(Extracted records)
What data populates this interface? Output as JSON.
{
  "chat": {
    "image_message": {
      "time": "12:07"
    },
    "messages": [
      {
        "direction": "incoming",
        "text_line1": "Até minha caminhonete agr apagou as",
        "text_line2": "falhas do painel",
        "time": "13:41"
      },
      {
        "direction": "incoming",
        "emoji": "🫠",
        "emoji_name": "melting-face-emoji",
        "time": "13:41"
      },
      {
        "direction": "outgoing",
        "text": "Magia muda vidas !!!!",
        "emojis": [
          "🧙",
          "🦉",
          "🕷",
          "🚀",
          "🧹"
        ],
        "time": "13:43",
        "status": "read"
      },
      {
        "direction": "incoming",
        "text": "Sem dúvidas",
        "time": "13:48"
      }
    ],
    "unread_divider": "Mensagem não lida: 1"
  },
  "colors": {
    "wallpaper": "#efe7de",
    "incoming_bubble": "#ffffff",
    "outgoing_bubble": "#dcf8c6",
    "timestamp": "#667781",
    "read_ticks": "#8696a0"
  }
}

→ **What to produce**:
Write out every line from the records above, word for word.

→ **Result**:
What data populates this interface? Output as JSON.
{
  "chat": {
    "image_message": {
      "time": "12:07"
    },
    "messages": [
      {
        "direction": "incoming",
        "text_line1": "Até minha caminhonete agr apagou as",
        "text_line2": "falhas do painel",
        "time": "13:41"
      },
      {
        "direction": "incoming",
        "emoji": "🫠",
        "emoji_name": "melting-face-emoji",
        "time": "13:41"
      },
      {
        "direction": "outgoing",
        "text": "Magia muda vidas !!!!",
        "emojis": [
          "🧙",
          "🦉",
          "🕷",
          "🚀",
          "🧹"
        ],
        "time": "13:43",
        "status": "read"
      },
      {
        "direction": "incoming",
        "text": "Sem dúvidas",
        "time": "13:48"
      }
    ],
    "unread_divider": "Mensagem não lida: 1"
  },
  "colors": {
    "wallpaper": "#efe7de",
    "incoming_bubble": "#ffffff",
    "outgoing_bubble": "#dcf8c6",
    "timestamp": "#667781",
    "read_ticks": "#8696a0"
  }
}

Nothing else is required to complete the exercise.